= TEXT =
------------------------
Haus aus Geldscheinen und Münzen

Wann sind Mieterhöhungen zulässig?

Viele Mieter müssen sich nach einer bestimmten Zeit mit der Erhöhung ihrer Miete auseinandersetzen. Jedoch gilt es dabei, einige Vorgaben zu beachten, damit eine Mieterhöhung wirksam ist. Aber wann darf ein Vermieter die Miete heraufsetzen? Wie hoch darf die Anhebung ausfallen? Welche Formalien müssen eingehalten werden? Darf der Mieter die Erhöhung der Miete verweigern?

Was Vermieter bei Mieterhöhungen beachten müssen

Wenn Vermieter eine Anhebung der Miete durchsetzen möchten, müssen sie sich zunächst einige formale Anforderungen halten. Danach müssen Mieterhöhungen dem Mieter stets in schriftlicher Form mitgeteilt werden. Es muss klar erkennbar sein, von wem die Forderung ausgeht und dass dieser zur Erhöhung der Miete berechtigt ist. Des Weiteren muss das Schreiben an alle Mieter gehen. Ein weiterer unerlässlicher Punkt ist die Angabe von Gründen für die Heraufsetzung der Miete. Dazu muss sich der Vermieter auf den für die jeweilige Region geltenden Mietspiegel beziehen. Dieser wird von Städten oder Gemeinden ermittelt und stellt eine Art Übersicht bezüglich des Mietniveaus dar. Je nach Baujahr, Größe, Ausstattung und Lage kann die betroffene Wohnung in diesen eingeordnet werden, wodurch der durchschnittliche Quadratmeterpreis erkenntlich wird. Die Erhöhung der Miete darf die im Mietspiegel festgehaltene Obergrenze für vergleichbare Wohnung nicht übersteigen. Wenn kein Mietspiegel vorliegt, kann der Vermieter einen Sachverständigen zur Erstellung eines Gutachtens beauftragen und dieses den Mietern zur Begründung vorliegen. Eine weitere Möglichkeit besteht in dem Bezug auf die ortsübliche Vergleichsmiete. Dazu muss er drei vergleichbare Wohnungen anführen und die Mieten der letzten vier Jahre als Anhaltspunkt verwenden.
------------------------
= DATENSÄTZE =
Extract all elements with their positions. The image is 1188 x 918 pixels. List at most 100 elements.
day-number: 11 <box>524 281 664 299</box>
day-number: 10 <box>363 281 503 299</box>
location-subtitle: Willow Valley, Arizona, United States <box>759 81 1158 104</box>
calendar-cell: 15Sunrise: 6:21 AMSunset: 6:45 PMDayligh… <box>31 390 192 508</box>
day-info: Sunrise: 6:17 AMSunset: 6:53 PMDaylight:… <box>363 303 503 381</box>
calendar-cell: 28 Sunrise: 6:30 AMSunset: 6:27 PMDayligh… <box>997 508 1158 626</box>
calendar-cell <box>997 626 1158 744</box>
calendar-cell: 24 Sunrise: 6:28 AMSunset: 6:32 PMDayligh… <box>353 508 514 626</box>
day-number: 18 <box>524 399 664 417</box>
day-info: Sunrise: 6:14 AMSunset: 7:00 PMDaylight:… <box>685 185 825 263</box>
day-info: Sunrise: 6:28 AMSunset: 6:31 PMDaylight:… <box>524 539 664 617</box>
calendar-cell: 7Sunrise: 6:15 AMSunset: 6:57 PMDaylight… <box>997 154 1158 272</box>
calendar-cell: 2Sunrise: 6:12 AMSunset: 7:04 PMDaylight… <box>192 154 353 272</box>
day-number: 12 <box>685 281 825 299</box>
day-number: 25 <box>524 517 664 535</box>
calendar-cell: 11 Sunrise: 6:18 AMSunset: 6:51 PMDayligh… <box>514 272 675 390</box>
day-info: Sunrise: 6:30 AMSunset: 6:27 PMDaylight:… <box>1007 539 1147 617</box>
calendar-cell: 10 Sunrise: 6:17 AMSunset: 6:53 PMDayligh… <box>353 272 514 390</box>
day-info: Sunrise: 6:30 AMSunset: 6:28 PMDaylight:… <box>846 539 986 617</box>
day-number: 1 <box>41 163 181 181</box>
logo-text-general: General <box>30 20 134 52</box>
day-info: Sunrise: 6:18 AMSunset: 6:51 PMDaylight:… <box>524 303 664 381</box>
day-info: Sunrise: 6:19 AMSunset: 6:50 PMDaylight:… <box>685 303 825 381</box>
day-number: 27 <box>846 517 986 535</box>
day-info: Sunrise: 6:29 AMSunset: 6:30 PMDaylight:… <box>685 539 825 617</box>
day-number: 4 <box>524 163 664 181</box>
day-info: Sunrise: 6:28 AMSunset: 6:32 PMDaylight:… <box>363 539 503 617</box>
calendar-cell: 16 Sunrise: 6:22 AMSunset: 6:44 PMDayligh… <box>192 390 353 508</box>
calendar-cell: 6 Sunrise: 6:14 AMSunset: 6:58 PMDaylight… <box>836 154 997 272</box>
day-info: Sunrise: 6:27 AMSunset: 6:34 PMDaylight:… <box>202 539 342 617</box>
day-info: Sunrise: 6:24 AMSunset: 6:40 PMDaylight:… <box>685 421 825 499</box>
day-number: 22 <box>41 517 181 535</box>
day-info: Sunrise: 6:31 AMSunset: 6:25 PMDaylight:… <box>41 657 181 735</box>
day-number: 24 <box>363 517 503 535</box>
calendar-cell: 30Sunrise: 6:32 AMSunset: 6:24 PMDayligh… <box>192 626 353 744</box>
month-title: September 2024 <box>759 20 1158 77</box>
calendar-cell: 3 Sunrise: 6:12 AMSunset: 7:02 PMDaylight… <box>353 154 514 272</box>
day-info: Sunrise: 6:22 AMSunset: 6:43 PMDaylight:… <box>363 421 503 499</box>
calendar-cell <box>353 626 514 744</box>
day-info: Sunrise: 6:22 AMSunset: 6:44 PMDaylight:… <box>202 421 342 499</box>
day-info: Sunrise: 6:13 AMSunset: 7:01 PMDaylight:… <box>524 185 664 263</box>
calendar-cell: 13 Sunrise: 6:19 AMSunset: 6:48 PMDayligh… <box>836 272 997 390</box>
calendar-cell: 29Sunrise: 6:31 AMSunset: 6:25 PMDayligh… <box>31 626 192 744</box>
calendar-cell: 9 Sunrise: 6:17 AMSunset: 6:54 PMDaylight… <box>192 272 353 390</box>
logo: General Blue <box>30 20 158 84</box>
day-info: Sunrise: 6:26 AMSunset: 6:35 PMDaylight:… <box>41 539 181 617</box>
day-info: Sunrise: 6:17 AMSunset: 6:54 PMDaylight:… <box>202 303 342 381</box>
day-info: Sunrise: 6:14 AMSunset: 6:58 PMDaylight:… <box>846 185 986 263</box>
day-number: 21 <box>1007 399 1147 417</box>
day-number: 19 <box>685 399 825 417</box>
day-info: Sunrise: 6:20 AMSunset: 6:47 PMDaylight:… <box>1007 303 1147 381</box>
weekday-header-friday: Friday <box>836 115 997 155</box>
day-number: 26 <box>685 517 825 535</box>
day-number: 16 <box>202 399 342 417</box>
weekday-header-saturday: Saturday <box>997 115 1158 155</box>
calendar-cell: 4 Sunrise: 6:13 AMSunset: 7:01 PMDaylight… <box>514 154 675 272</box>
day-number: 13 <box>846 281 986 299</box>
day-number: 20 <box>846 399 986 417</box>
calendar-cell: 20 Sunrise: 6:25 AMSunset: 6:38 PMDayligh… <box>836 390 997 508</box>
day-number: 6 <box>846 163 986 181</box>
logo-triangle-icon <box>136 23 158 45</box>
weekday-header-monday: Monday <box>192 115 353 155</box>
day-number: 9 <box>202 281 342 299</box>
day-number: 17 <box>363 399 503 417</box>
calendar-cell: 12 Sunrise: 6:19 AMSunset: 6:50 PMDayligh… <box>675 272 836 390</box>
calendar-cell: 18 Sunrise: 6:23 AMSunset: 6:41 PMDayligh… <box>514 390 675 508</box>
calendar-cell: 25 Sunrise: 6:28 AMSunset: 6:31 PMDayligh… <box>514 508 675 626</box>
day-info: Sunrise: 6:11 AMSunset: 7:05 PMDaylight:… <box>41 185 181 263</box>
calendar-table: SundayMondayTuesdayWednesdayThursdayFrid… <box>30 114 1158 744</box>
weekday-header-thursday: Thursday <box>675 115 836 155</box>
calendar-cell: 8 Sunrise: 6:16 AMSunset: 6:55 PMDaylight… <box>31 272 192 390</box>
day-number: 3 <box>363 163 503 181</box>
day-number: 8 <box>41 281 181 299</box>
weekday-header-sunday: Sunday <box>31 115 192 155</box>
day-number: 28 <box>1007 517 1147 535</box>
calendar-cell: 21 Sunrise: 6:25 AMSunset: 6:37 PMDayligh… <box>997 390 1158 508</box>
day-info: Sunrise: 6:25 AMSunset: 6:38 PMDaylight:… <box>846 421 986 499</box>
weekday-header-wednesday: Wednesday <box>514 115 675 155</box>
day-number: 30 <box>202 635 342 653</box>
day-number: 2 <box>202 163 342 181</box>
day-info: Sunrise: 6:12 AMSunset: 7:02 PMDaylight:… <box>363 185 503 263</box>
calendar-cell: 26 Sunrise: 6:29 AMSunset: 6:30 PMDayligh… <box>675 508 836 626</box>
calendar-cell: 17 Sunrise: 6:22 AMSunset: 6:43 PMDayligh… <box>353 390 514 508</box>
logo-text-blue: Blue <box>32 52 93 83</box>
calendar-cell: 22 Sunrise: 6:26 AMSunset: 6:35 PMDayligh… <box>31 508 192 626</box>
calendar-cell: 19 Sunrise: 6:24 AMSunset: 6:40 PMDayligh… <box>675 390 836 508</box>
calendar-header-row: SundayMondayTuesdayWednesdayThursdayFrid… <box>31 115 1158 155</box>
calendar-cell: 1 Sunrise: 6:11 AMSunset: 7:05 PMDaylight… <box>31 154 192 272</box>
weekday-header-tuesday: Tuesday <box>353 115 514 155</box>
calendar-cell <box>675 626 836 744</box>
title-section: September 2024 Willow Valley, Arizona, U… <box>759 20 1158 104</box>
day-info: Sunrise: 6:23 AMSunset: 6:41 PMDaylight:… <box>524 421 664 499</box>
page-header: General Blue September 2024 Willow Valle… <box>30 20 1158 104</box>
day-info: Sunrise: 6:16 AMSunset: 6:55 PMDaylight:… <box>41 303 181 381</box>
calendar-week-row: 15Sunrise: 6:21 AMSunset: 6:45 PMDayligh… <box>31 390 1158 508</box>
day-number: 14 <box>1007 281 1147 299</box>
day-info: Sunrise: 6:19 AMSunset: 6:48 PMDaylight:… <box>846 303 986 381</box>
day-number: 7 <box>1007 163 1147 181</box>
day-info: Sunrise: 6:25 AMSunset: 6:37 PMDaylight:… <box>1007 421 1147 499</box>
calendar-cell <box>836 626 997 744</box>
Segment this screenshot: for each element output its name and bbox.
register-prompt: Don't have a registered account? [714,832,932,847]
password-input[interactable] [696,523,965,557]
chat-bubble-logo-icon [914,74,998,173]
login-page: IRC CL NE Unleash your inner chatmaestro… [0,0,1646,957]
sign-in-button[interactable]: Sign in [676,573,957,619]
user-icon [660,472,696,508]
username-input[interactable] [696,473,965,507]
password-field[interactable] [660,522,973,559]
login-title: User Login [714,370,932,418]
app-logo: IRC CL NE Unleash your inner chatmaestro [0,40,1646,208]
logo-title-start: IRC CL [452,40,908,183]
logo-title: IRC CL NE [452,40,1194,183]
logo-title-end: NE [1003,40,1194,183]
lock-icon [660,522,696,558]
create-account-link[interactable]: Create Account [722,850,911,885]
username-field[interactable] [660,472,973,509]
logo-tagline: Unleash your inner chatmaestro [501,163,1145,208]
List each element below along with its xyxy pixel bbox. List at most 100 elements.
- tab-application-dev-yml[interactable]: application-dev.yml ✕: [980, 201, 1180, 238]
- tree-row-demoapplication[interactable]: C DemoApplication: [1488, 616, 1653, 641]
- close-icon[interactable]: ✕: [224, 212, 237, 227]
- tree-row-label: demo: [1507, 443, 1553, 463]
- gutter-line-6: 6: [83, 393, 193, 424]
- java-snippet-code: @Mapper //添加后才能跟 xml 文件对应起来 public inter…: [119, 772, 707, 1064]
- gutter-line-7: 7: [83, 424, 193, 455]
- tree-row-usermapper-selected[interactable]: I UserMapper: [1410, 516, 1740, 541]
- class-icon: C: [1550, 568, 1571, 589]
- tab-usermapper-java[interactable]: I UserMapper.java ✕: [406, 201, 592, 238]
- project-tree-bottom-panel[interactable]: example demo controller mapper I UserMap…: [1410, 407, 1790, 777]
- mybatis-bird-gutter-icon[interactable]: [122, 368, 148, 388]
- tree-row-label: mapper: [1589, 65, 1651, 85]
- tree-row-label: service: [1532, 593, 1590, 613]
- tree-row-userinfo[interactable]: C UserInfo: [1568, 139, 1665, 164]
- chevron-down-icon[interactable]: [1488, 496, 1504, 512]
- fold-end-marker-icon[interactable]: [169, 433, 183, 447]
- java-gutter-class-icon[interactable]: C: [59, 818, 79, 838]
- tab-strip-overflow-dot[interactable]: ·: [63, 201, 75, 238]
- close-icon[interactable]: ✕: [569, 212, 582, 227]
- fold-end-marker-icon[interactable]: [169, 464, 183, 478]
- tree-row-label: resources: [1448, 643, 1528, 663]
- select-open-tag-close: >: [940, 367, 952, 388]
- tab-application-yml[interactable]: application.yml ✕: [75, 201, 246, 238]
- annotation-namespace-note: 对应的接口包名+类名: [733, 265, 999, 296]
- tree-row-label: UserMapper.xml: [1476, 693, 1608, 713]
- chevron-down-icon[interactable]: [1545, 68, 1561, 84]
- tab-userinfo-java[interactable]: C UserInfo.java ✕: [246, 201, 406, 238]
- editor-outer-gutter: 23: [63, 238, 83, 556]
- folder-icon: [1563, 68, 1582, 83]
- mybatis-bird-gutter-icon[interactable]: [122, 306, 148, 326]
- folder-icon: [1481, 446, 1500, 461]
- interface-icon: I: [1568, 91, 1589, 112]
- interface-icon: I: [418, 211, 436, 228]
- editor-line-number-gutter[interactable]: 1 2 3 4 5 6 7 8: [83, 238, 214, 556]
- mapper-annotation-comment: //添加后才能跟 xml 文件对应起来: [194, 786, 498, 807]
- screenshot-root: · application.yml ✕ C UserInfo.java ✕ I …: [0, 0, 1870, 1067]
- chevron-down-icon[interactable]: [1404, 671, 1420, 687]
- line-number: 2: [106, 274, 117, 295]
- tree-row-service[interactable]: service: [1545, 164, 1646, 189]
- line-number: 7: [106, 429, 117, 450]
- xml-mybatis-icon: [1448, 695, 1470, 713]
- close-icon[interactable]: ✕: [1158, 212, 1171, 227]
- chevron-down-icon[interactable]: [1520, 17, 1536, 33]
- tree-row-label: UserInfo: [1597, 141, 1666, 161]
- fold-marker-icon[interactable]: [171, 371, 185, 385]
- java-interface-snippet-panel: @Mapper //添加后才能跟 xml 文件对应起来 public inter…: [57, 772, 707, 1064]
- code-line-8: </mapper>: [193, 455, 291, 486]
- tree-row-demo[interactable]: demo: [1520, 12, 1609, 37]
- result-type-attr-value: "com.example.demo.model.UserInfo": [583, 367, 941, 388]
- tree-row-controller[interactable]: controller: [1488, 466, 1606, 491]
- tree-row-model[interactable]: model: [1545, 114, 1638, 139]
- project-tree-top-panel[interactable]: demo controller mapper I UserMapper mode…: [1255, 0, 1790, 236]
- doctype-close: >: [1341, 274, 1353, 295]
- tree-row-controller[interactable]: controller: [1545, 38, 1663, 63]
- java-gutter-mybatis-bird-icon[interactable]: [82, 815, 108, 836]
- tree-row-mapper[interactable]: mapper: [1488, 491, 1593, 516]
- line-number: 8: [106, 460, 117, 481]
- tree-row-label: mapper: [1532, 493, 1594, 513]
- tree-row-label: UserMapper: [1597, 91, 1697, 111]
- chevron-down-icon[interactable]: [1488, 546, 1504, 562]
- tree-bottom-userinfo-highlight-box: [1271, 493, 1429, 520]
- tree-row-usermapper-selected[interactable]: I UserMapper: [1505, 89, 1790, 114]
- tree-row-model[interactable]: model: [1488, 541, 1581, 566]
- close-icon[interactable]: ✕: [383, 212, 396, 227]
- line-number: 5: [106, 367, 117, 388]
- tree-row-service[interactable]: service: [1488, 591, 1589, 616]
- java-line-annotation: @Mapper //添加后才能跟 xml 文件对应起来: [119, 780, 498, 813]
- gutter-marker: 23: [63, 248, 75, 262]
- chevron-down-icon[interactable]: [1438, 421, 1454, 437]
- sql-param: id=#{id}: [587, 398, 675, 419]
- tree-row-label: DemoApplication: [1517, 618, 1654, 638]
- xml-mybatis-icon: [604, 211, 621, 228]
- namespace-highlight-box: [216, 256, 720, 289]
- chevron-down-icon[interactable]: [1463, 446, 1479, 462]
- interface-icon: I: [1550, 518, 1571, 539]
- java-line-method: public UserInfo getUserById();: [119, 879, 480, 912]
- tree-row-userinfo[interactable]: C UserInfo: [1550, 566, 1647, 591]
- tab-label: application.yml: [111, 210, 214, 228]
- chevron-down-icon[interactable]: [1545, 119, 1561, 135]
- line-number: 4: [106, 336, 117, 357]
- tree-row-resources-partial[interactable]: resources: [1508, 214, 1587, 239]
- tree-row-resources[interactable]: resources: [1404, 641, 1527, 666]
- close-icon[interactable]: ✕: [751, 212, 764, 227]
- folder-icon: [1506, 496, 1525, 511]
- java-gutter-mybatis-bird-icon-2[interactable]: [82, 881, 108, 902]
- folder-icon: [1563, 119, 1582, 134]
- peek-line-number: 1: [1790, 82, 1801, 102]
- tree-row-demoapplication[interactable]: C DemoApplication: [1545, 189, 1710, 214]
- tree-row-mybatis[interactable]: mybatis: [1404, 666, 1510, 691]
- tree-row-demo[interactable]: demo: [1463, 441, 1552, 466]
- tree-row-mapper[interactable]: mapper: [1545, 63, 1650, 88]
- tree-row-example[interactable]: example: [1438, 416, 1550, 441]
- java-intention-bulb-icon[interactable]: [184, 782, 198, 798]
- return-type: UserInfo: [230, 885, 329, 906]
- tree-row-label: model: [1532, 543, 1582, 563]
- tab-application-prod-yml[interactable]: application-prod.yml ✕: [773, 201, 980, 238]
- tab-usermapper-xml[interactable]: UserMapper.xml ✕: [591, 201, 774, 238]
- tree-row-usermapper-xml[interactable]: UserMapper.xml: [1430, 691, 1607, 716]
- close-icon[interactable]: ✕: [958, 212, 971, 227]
------------------------
= AUFGABE =
Erklären Sie anhand des Textes zu Mieterhöhungen in ein bis drei Sätzen, warum sich der Vermieter auf den Mietspiegel beziehen muss.

= LÖSUNG =
Der Vermieter muss Gründe für die Heraufsetzung der Miete angeben und bezieht sich dazu auf den für die Region geltenden Mietspiegel. Darin lässt sich die Wohnung nach Baujahr, Größe, Ausstattung und Lage einordnen, wodurch der durchschnittliche Quadratmeterpreis erkennbar wird.